[Stored dataset items]
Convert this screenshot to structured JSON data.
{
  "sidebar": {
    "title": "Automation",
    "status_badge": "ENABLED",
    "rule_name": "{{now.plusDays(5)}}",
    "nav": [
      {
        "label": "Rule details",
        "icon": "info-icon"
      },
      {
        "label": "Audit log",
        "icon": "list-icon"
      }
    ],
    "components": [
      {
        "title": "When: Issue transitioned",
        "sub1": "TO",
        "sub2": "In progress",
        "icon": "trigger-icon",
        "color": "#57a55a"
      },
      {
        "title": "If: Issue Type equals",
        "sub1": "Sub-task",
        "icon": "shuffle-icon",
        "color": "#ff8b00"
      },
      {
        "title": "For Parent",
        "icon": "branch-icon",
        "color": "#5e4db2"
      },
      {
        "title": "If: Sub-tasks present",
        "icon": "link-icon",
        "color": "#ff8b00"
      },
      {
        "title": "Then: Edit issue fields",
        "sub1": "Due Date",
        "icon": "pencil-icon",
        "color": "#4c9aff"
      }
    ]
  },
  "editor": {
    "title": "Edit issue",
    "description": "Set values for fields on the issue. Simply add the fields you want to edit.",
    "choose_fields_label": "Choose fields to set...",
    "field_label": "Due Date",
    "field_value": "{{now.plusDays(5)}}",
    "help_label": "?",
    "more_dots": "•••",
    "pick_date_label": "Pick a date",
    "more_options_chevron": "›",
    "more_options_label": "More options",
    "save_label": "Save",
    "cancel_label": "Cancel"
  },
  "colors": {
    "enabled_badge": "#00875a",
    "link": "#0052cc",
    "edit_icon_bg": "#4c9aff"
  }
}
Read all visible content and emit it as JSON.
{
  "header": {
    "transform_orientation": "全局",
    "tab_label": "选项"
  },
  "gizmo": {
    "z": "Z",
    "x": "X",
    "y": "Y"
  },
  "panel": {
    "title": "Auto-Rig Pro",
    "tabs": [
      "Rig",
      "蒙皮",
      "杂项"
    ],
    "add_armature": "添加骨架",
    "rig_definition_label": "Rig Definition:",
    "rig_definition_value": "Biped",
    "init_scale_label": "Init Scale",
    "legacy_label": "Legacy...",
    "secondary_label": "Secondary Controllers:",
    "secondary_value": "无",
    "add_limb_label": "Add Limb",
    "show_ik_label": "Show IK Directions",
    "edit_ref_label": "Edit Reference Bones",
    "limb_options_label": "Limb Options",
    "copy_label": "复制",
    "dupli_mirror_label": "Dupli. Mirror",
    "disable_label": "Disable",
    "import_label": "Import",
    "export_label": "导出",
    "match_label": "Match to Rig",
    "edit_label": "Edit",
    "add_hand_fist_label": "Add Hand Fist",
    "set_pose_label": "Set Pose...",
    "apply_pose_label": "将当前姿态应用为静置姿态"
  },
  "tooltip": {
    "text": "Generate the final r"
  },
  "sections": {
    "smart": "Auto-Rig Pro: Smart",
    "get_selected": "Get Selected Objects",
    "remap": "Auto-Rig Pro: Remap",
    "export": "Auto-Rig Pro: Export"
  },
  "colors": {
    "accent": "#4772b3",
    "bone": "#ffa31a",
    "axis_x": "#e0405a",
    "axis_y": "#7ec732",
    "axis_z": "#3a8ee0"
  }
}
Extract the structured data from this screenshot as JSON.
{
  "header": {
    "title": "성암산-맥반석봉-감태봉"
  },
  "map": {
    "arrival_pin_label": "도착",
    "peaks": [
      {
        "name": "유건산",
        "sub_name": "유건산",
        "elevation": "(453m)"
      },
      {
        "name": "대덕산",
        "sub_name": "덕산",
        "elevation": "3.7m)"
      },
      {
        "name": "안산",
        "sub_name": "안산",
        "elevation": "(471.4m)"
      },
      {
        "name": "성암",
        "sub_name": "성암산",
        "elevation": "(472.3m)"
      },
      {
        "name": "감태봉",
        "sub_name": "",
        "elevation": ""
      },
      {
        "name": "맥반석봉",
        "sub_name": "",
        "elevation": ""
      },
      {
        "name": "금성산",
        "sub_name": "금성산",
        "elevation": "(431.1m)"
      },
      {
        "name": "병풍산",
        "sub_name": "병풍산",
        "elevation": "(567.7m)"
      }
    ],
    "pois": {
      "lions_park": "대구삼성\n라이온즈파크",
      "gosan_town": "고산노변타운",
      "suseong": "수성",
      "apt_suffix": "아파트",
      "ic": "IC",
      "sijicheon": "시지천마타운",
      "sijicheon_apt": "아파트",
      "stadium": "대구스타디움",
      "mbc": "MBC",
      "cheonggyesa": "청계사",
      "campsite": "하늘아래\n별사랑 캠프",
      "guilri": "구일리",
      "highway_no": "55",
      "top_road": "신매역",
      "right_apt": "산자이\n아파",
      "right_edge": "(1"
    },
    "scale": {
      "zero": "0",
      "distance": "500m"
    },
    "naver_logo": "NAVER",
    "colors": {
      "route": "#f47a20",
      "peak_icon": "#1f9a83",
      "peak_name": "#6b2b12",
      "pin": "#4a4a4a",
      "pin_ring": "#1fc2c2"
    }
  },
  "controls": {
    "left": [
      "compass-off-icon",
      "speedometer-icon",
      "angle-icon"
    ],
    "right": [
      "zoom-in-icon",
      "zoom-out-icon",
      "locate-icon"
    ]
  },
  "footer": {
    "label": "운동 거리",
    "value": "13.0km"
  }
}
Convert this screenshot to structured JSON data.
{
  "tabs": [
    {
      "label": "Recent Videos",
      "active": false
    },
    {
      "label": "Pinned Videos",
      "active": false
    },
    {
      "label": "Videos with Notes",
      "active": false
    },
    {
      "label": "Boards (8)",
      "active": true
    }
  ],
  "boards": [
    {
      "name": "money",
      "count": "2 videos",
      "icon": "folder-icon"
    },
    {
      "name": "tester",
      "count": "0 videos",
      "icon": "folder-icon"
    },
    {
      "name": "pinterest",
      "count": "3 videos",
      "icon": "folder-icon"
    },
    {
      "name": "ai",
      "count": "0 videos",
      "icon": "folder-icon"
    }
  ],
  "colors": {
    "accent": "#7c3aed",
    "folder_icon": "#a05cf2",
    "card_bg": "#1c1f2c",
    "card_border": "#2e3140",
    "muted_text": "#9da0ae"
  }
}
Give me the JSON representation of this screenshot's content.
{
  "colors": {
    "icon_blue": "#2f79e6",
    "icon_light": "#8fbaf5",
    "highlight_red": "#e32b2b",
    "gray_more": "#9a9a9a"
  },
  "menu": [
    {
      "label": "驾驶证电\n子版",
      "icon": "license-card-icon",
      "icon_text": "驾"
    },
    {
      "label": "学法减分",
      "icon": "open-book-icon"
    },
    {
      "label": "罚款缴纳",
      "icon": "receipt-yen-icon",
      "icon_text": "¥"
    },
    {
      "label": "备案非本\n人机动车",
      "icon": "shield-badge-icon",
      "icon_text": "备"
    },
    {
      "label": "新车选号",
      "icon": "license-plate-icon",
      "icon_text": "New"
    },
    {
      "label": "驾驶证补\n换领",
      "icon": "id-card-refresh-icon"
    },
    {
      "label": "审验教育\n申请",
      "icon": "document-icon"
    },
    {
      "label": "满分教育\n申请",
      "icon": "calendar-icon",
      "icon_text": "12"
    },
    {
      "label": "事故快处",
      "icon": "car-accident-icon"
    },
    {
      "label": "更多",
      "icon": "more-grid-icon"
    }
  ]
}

* [SHORT TASK] Return all the data above once more, precisely as given.

* [EXERCISE OUTPUT]
Convert this screenshot to structured JSON data.
{
  "sidebar": {
    "title": "Automation",
    "status_badge": "ENABLED",
    "rule_name": "{{now.plusDays(5)}}",
    "nav": [
      {
        "label": "Rule details",
        "icon": "info-icon"
      },
      {
        "label": "Audit log",
        "icon": "list-icon"
      }
    ],
    "components": [
      {
        "title": "When: Issue transitioned",
        "sub1": "TO",
        "sub2": "In progress",
        "icon": "trigger-icon",
        "color": "#57a55a"
      },
      {
        "title": "If: Issue Type equals",
        "sub1": "Sub-task",
        "icon": "shuffle-icon",
        "color": "#ff8b00"
      },
      {
        "title": "For Parent",
        "icon": "branch-icon",
        "color": "#5e4db2"
      },
      {
        "title": "If: Sub-tasks present",
        "icon": "link-icon",
        "color": "#ff8b00"
      },
      {
        "title": "Then: Edit issue fields",
        "sub1": "Due Date",
        "icon": "pencil-icon",
        "color": "#4c9aff"
      }
    ]
  },
  "editor": {
    "title": "Edit issue",
    "description": "Set values for fields on the issue. Simply add the fields you want to edit.",
    "choose_fields_label": "Choose fields to set...",
    "field_label": "Due Date",
    "field_value": "{{now.plusDays(5)}}",
    "help_label": "?",
    "more_dots": "•••",
    "pick_date_label": "Pick a date",
    "more_options_chevron": "›",
    "more_options_label": "More options",
    "save_label": "Save",
    "cancel_label": "Cancel"
  },
  "colors": {
    "enabled_badge": "#00875a",
    "link": "#0052cc",
    "edit_icon_bg": "#4c9aff"
  }
}
Read all visible content and emit it as JSON.
{
  "header": {
    "transform_orientation": "全局",
    "tab_label": "选项"
  },
  "gizmo": {
    "z": "Z",
    "x": "X",
    "y": "Y"
  },
  "panel": {
    "title": "Auto-Rig Pro",
    "tabs": [
      "Rig",
      "蒙皮",
      "杂项"
    ],
    "add_armature": "添加骨架",
    "rig_definition_label": "Rig Definition:",
    "rig_definition_value": "Biped",
    "init_scale_label": "Init Scale",
    "legacy_label": "Legacy...",
    "secondary_label": "Secondary Controllers:",
    "secondary_value": "无",
    "add_limb_label": "Add Limb",
    "show_ik_label": "Show IK Directions",
    "edit_ref_label": "Edit Reference Bones",
    "limb_options_label": "Limb Options",
    "copy_label": "复制",
    "dupli_mirror_label": "Dupli. Mirror",
    "disable_label": "Disable",
    "import_label": "Import",
    "export_label": "导出",
    "match_label": "Match to Rig",
    "edit_label": "Edit",
    "add_hand_fist_label": "Add Hand Fist",
    "set_pose_label": "Set Pose...",
    "apply_pose_label": "将当前姿态应用为静置姿态"
  },
  "tooltip": {
    "text": "Generate the final r"
  },
  "sections": {
    "smart": "Auto-Rig Pro: Smart",
    "get_selected": "Get Selected Objects",
    "remap": "Auto-Rig Pro: Remap",
    "export": "Auto-Rig Pro: Export"
  },
  "colors": {
    "accent": "#4772b3",
    "bone": "#ffa31a",
    "axis_x": "#e0405a",
    "axis_y": "#7ec732",
    "axis_z": "#3a8ee0"
  }
}
Extract the structured data from this screenshot as JSON.
{
  "header": {
    "title": "성암산-맥반석봉-감태봉"
  },
  "map": {
    "arrival_pin_label": "도착",
    "peaks": [
      {
        "name": "유건산",
        "sub_name": "유건산",
        "elevation": "(453m)"
      },
      {
        "name": "대덕산",
        "sub_name": "덕산",
        "elevation": "3.7m)"
      },
      {
        "name": "안산",
        "sub_name": "안산",
        "elevation": "(471.4m)"
      },
      {
        "name": "성암",
        "sub_name": "성암산",
        "elevation": "(472.3m)"
      },
      {
        "name": "감태봉",
        "sub_name": "",
        "elevation": ""
      },
      {
        "name": "맥반석봉",
        "sub_name": "",
        "elevation": ""
      },
      {
        "name": "금성산",
        "sub_name": "금성산",
        "elevation": "(431.1m)"
      },
      {
        "name": "병풍산",
        "sub_name": "병풍산",
        "elevation": "(567.7m)"
      }
    ],
    "pois": {
      "lions_park": "대구삼성\n라이온즈파크",
      "gosan_town": "고산노변타운",
      "suseong": "수성",
      "apt_suffix": "아파트",
      "ic": "IC",
      "sijicheon": "시지천마타운",
      "sijicheon_apt": "아파트",
      "stadium": "대구스타디움",
      "mbc": "MBC",
      "cheonggyesa": "청계사",
      "campsite": "하늘아래\n별사랑 캠프",
      "guilri": "구일리",
      "highway_no": "55",
      "top_road": "신매역",
      "right_apt": "산자이\n아파",
      "right_edge": "(1"
    },
    "scale": {
      "zero": "0",
      "distance": "500m"
    },
    "naver_logo": "NAVER",
    "colors": {
      "route": "#f47a20",
      "peak_icon": "#1f9a83",
      "peak_name": "#6b2b12",
      "pin": "#4a4a4a",
      "pin_ring": "#1fc2c2"
    }
  },
  "controls": {
    "left": [
      "compass-off-icon",
      "speedometer-icon",
      "angle-icon"
    ],
    "right": [
      "zoom-in-icon",
      "zoom-out-icon",
      "locate-icon"
    ]
  },
  "footer": {
    "label": "운동 거리",
    "value": "13.0km"
  }
}
Convert this screenshot to structured JSON data.
{
  "tabs": [
    {
      "label": "Recent Videos",
      "active": false
    },
    {
      "label": "Pinned Videos",
      "active": false
    },
    {
      "label": "Videos with Notes",
      "active": false
    },
    {
      "label": "Boards (8)",
      "active": true
    }
  ],
  "boards": [
    {
      "name": "money",
      "count": "2 videos",
      "icon": "folder-icon"
    },
    {
      "name": "tester",
      "count": "0 videos",
      "icon": "folder-icon"
    },
    {
      "name": "pinterest",
      "count": "3 videos",
      "icon": "folder-icon"
    },
    {
      "name": "ai",
      "count": "0 videos",
      "icon": "folder-icon"
    }
  ],
  "colors": {
    "accent": "#7c3aed",
    "folder_icon": "#a05cf2",
    "card_bg": "#1c1f2c",
    "card_border": "#2e3140",
    "muted_text": "#9da0ae"
  }
}
Give me the JSON representation of this screenshot's content.
{
  "colors": {
    "icon_blue": "#2f79e6",
    "icon_light": "#8fbaf5",
    "highlight_red": "#e32b2b",
    "gray_more": "#9a9a9a"
  },
  "menu": [
    {
      "label": "驾驶证电\n子版",
      "icon": "license-card-icon",
      "icon_text": "驾"
    },
    {
      "label": "学法减分",
      "icon": "open-book-icon"
    },
    {
      "label": "罚款缴纳",
      "icon": "receipt-yen-icon",
      "icon_text": "¥"
    },
    {
      "label": "备案非本\n人机动车",
      "icon": "shield-badge-icon",
      "icon_text": "备"
    },
    {
      "label": "新车选号",
      "icon": "license-plate-icon",
      "icon_text": "New"
    },
    {
      "label": "驾驶证补\n换领",
      "icon": "id-card-refresh-icon"
    },
    {
      "label": "审验教育\n申请",
      "icon": "document-icon"
    },
    {
      "label": "满分教育\n申请",
      "icon": "calendar-icon",
      "icon_text": "12"
    },
    {
      "label": "事故快处",
      "icon": "car-accident-icon"
    },
    {
      "label": "更多",
      "icon": "more-grid-icon"
    }
  ]
}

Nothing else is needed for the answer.